- **EXERCISE DESCRIPTION**
Write out each record below exactly as it appears, with no pictures.

Saved entries

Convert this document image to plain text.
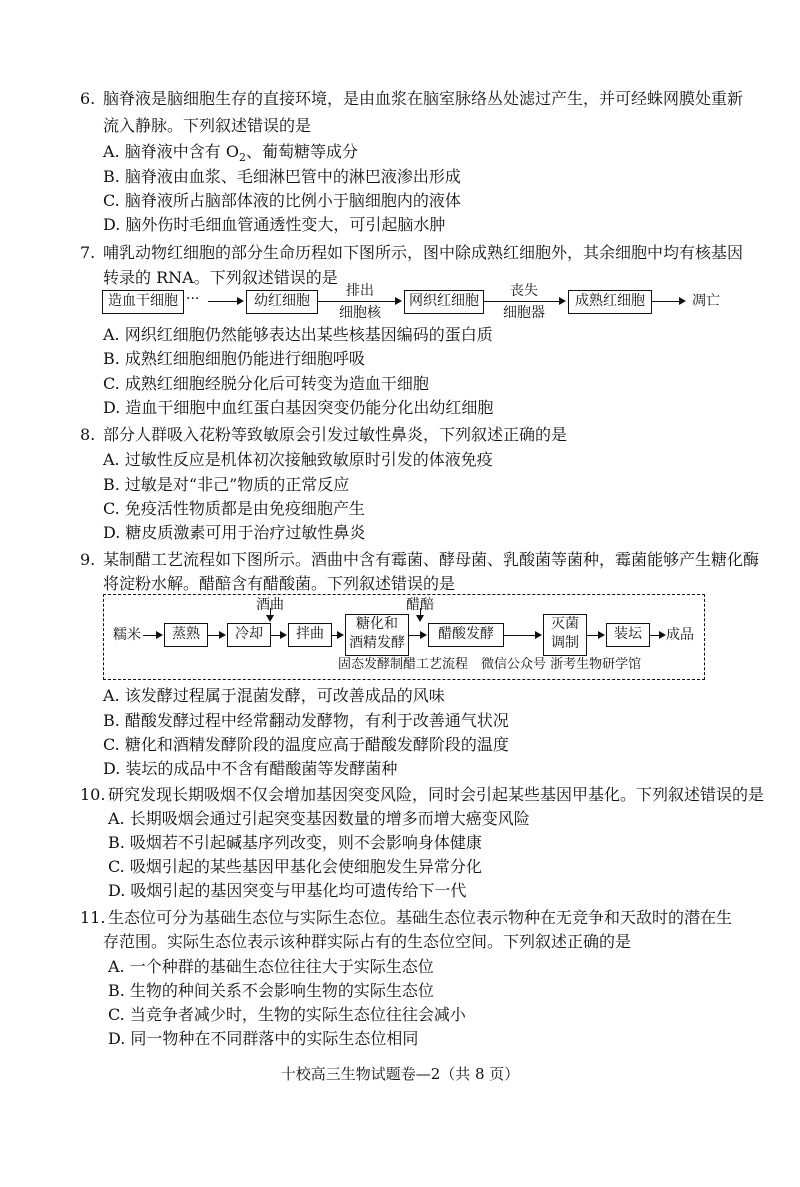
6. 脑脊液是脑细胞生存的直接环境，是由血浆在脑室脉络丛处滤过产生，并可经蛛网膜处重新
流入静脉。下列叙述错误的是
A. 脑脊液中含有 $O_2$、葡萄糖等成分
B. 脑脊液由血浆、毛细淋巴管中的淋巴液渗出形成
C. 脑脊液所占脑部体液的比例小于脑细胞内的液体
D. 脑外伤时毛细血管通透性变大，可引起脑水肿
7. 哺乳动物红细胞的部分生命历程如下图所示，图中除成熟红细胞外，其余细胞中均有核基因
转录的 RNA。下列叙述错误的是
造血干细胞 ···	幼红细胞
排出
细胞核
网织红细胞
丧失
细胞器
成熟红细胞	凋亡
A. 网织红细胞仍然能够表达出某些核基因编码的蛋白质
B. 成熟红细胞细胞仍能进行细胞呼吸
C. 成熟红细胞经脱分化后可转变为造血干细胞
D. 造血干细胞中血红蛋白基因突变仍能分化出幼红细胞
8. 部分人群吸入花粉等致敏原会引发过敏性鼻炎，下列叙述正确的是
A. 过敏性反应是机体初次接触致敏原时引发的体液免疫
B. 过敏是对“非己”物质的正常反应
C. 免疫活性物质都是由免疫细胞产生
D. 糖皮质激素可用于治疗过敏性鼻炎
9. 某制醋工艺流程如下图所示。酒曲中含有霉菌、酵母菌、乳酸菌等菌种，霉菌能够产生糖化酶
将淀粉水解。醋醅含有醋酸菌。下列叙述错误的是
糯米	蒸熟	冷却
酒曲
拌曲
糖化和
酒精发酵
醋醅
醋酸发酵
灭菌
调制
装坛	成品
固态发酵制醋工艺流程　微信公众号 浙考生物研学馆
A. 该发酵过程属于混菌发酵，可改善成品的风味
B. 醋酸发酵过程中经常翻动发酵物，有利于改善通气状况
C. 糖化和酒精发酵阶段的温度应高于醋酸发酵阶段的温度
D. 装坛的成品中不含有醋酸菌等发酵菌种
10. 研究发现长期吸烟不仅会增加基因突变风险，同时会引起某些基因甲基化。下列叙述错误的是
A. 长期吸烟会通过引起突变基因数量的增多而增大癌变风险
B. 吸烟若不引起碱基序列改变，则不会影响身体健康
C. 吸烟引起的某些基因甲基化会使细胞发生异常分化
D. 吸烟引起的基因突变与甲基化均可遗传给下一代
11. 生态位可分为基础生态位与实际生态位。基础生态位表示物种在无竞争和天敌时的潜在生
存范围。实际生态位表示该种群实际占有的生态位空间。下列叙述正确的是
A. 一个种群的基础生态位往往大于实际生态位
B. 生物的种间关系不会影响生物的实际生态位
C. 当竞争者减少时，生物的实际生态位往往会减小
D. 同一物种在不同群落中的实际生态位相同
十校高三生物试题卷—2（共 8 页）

- **RESULT BELOW**
Convert this document image to plain text.
6. 脑脊液是脑细胞生存的直接环境，是由血浆在脑室脉络丛处滤过产生，并可经蛛网膜处重新
流入静脉。下列叙述错误的是
A. 脑脊液中含有 $O_2$、葡萄糖等成分
B. 脑脊液由血浆、毛细淋巴管中的淋巴液渗出形成
C. 脑脊液所占脑部体液的比例小于脑细胞内的液体
D. 脑外伤时毛细血管通透性变大，可引起脑水肿
7. 哺乳动物红细胞的部分生命历程如下图所示，图中除成熟红细胞外，其余细胞中均有核基因
转录的 RNA。下列叙述错误的是
造血干细胞 ···	幼红细胞
排出
细胞核
网织红细胞
丧失
细胞器
成熟红细胞	凋亡
A. 网织红细胞仍然能够表达出某些核基因编码的蛋白质
B. 成熟红细胞细胞仍能进行细胞呼吸
C. 成熟红细胞经脱分化后可转变为造血干细胞
D. 造血干细胞中血红蛋白基因突变仍能分化出幼红细胞
8. 部分人群吸入花粉等致敏原会引发过敏性鼻炎，下列叙述正确的是
A. 过敏性反应是机体初次接触致敏原时引发的体液免疫
B. 过敏是对“非己”物质的正常反应
C. 免疫活性物质都是由免疫细胞产生
D. 糖皮质激素可用于治疗过敏性鼻炎
9. 某制醋工艺流程如下图所示。酒曲中含有霉菌、酵母菌、乳酸菌等菌种，霉菌能够产生糖化酶
将淀粉水解。醋醅含有醋酸菌。下列叙述错误的是
糯米	蒸熟	冷却
酒曲
拌曲
糖化和
酒精发酵
醋醅
醋酸发酵
灭菌
调制
装坛	成品
固态发酵制醋工艺流程　微信公众号 浙考生物研学馆
A. 该发酵过程属于混菌发酵，可改善成品的风味
B. 醋酸发酵过程中经常翻动发酵物，有利于改善通气状况
C. 糖化和酒精发酵阶段的温度应高于醋酸发酵阶段的温度
D. 装坛的成品中不含有醋酸菌等发酵菌种
10. 研究发现长期吸烟不仅会增加基因突变风险，同时会引起某些基因甲基化。下列叙述错误的是
A. 长期吸烟会通过引起突变基因数量的增多而增大癌变风险
B. 吸烟若不引起碱基序列改变，则不会影响身体健康
C. 吸烟引起的某些基因甲基化会使细胞发生异常分化
D. 吸烟引起的基因突变与甲基化均可遗传给下一代
11. 生态位可分为基础生态位与实际生态位。基础生态位表示物种在无竞争和天敌时的潜在生
存范围。实际生态位表示该种群实际占有的生态位空间。下列叙述正确的是
A. 一个种群的基础生态位往往大于实际生态位
B. 生物的种间关系不会影响生物的实际生态位
C. 当竞争者减少时，生物的实际生态位往往会减小
D. 同一物种在不同群落中的实际生态位相同
十校高三生物试题卷—2（共 8 页）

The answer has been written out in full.